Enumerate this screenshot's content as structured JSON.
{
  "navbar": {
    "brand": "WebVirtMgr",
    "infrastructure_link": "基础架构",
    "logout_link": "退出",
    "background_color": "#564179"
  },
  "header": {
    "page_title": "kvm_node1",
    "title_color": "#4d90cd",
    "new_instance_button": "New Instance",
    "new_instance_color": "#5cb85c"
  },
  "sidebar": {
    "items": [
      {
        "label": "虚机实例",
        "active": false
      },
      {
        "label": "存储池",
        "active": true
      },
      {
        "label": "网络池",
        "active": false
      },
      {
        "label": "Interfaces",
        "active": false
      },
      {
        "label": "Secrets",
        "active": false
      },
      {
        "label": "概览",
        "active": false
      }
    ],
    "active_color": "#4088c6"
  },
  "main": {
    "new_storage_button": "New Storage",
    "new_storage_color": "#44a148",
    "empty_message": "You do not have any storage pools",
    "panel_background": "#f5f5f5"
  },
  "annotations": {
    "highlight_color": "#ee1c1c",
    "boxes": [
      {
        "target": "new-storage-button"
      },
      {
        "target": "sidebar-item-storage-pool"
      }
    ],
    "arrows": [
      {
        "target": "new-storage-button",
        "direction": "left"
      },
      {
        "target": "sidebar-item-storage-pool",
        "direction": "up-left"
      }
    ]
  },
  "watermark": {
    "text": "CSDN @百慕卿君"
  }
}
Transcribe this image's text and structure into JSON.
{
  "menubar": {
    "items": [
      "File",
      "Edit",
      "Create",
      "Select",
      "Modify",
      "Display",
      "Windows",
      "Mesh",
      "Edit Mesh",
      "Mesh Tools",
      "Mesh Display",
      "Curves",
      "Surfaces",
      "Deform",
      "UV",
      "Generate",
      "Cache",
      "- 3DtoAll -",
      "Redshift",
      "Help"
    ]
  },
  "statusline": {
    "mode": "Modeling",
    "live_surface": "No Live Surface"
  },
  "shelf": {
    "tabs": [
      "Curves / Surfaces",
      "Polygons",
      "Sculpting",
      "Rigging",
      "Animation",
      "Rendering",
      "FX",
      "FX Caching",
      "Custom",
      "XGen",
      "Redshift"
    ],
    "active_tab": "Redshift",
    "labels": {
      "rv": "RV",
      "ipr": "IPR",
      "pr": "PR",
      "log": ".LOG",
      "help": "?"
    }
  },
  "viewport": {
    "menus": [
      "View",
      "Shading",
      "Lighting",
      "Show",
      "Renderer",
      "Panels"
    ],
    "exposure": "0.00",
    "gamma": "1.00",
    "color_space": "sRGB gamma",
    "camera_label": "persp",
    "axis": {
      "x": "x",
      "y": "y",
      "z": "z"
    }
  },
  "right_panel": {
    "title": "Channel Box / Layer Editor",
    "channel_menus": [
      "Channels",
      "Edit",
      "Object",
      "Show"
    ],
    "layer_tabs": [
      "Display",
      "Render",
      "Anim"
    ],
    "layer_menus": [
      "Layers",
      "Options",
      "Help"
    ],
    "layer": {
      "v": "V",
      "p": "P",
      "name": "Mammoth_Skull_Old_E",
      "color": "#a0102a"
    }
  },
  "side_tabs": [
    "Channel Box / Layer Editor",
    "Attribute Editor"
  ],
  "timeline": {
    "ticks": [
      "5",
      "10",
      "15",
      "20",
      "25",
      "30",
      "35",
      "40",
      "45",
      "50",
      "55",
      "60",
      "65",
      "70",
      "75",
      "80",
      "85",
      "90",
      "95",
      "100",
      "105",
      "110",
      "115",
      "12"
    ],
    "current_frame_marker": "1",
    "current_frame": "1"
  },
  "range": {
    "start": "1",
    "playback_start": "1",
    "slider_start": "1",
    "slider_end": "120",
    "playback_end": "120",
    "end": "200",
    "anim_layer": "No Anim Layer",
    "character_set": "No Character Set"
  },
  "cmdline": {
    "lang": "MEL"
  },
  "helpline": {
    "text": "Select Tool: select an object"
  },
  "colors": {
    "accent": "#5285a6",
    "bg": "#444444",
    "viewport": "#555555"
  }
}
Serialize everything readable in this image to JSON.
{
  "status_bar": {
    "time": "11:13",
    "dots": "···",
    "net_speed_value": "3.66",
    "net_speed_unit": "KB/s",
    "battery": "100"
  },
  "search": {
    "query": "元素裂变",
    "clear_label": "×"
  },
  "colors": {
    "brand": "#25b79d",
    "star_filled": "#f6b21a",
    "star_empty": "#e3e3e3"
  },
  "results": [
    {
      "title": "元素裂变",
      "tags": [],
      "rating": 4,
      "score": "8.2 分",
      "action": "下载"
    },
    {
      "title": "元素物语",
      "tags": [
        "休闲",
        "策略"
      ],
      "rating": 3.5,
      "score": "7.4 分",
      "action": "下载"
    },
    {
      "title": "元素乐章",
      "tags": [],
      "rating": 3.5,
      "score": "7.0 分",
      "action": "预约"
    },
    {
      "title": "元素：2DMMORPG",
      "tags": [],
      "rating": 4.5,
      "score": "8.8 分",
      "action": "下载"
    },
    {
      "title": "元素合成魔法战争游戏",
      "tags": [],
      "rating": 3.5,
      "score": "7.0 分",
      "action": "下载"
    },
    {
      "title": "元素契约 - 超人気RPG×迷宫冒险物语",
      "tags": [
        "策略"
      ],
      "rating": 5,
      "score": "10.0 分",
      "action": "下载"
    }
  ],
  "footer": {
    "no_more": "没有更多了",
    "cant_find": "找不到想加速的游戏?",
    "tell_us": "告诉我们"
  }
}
== == ==
» **WHAT NEEDS TO BE DONE**: Repeat the whole listing exactly, keeping every line intact.

» **TASK RESPONSE**:
Enumerate this screenshot's content as structured JSON.
{
  "navbar": {
    "brand": "WebVirtMgr",
    "infrastructure_link": "基础架构",
    "logout_link": "退出",
    "background_color": "#564179"
  },
  "header": {
    "page_title": "kvm_node1",
    "title_color": "#4d90cd",
    "new_instance_button": "New Instance",
    "new_instance_color": "#5cb85c"
  },
  "sidebar": {
    "items": [
      {
        "label": "虚机实例",
        "active": false
      },
      {
        "label": "存储池",
        "active": true
      },
      {
        "label": "网络池",
        "active": false
      },
      {
        "label": "Interfaces",
        "active": false
      },
      {
        "label": "Secrets",
        "active": false
      },
      {
        "label": "概览",
        "active": false
      }
    ],
    "active_color": "#4088c6"
  },
  "main": {
    "new_storage_button": "New Storage",
    "new_storage_color": "#44a148",
    "empty_message": "You do not have any storage pools",
    "panel_background": "#f5f5f5"
  },
  "annotations": {
    "highlight_color": "#ee1c1c",
    "boxes": [
      {
        "target": "new-storage-button"
      },
      {
        "target": "sidebar-item-storage-pool"
      }
    ],
    "arrows": [
      {
        "target": "new-storage-button",
        "direction": "left"
      },
      {
        "target": "sidebar-item-storage-pool",
        "direction": "up-left"
      }
    ]
  },
  "watermark": {
    "text": "CSDN @百慕卿君"
  }
}
Transcribe this image's text and structure into JSON.
{
  "menubar": {
    "items": [
      "File",
      "Edit",
      "Create",
      "Select",
      "Modify",
      "Display",
      "Windows",
      "Mesh",
      "Edit Mesh",
      "Mesh Tools",
      "Mesh Display",
      "Curves",
      "Surfaces",
      "Deform",
      "UV",
      "Generate",
      "Cache",
      "- 3DtoAll -",
      "Redshift",
      "Help"
    ]
  },
  "statusline": {
    "mode": "Modeling",
    "live_surface": "No Live Surface"
  },
  "shelf": {
    "tabs": [
      "Curves / Surfaces",
      "Polygons",
      "Sculpting",
      "Rigging",
      "Animation",
      "Rendering",
      "FX",
      "FX Caching",
      "Custom",
      "XGen",
      "Redshift"
    ],
    "active_tab": "Redshift",
    "labels": {
      "rv": "RV",
      "ipr": "IPR",
      "pr": "PR",
      "log": ".LOG",
      "help": "?"
    }
  },
  "viewport": {
    "menus": [
      "View",
      "Shading",
      "Lighting",
      "Show",
      "Renderer",
      "Panels"
    ],
    "exposure": "0.00",
    "gamma": "1.00",
    "color_space": "sRGB gamma",
    "camera_label": "persp",
    "axis": {
      "x": "x",
      "y": "y",
      "z": "z"
    }
  },
  "right_panel": {
    "title": "Channel Box / Layer Editor",
    "channel_menus": [
      "Channels",
      "Edit",
      "Object",
      "Show"
    ],
    "layer_tabs": [
      "Display",
      "Render",
      "Anim"
    ],
    "layer_menus": [
      "Layers",
      "Options",
      "Help"
    ],
    "layer": {
      "v": "V",
      "p": "P",
      "name": "Mammoth_Skull_Old_E",
      "color": "#a0102a"
    }
  },
  "side_tabs": [
    "Channel Box / Layer Editor",
    "Attribute Editor"
  ],
  "timeline": {
    "ticks": [
      "5",
      "10",
      "15",
      "20",
      "25",
      "30",
      "35",
      "40",
      "45",
      "50",
      "55",
      "60",
      "65",
      "70",
      "75",
      "80",
      "85",
      "90",
      "95",
      "100",
      "105",
      "110",
      "115",
      "12"
    ],
    "current_frame_marker": "1",
    "current_frame": "1"
  },
  "range": {
    "start": "1",
    "playback_start": "1",
    "slider_start": "1",
    "slider_end": "120",
    "playback_end": "120",
    "end": "200",
    "anim_layer": "No Anim Layer",
    "character_set": "No Character Set"
  },
  "cmdline": {
    "lang": "MEL"
  },
  "helpline": {
    "text": "Select Tool: select an object"
  },
  "colors": {
    "accent": "#5285a6",
    "bg": "#444444",
    "viewport": "#555555"
  }
}
Serialize everything readable in this image to JSON.
{
  "status_bar": {
    "time": "11:13",
    "dots": "···",
    "net_speed_value": "3.66",
    "net_speed_unit": "KB/s",
    "battery": "100"
  },
  "search": {
    "query": "元素裂变",
    "clear_label": "×"
  },
  "colors": {
    "brand": "#25b79d",
    "star_filled": "#f6b21a",
    "star_empty": "#e3e3e3"
  },
  "results": [
    {
      "title": "元素裂变",
      "tags": [],
      "rating": 4,
      "score": "8.2 分",
      "action": "下载"
    },
    {
      "title": "元素物语",
      "tags": [
        "休闲",
        "策略"
      ],
      "rating": 3.5,
      "score": "7.4 分",
      "action": "下载"
    },
    {
      "title": "元素乐章",
      "tags": [],
      "rating": 3.5,
      "score": "7.0 分",
      "action": "预约"
    },
    {
      "title": "元素：2DMMORPG",
      "tags": [],
      "rating": 4.5,
      "score": "8.8 分",
      "action": "下载"
    },
    {
      "title": "元素合成魔法战争游戏",
      "tags": [],
      "rating": 3.5,
      "score": "7.0 分",
      "action": "下载"
    },
    {
      "title": "元素契约 - 超人気RPG×迷宫冒险物语",
      "tags": [
        "策略"
      ],
      "rating": 5,
      "score": "10.0 分",
      "action": "下载"
    }
  ],
  "footer": {
    "no_more": "没有更多了",
    "cant_find": "找不到想加速的游戏?",
    "tell_us": "告诉我们"
  }
}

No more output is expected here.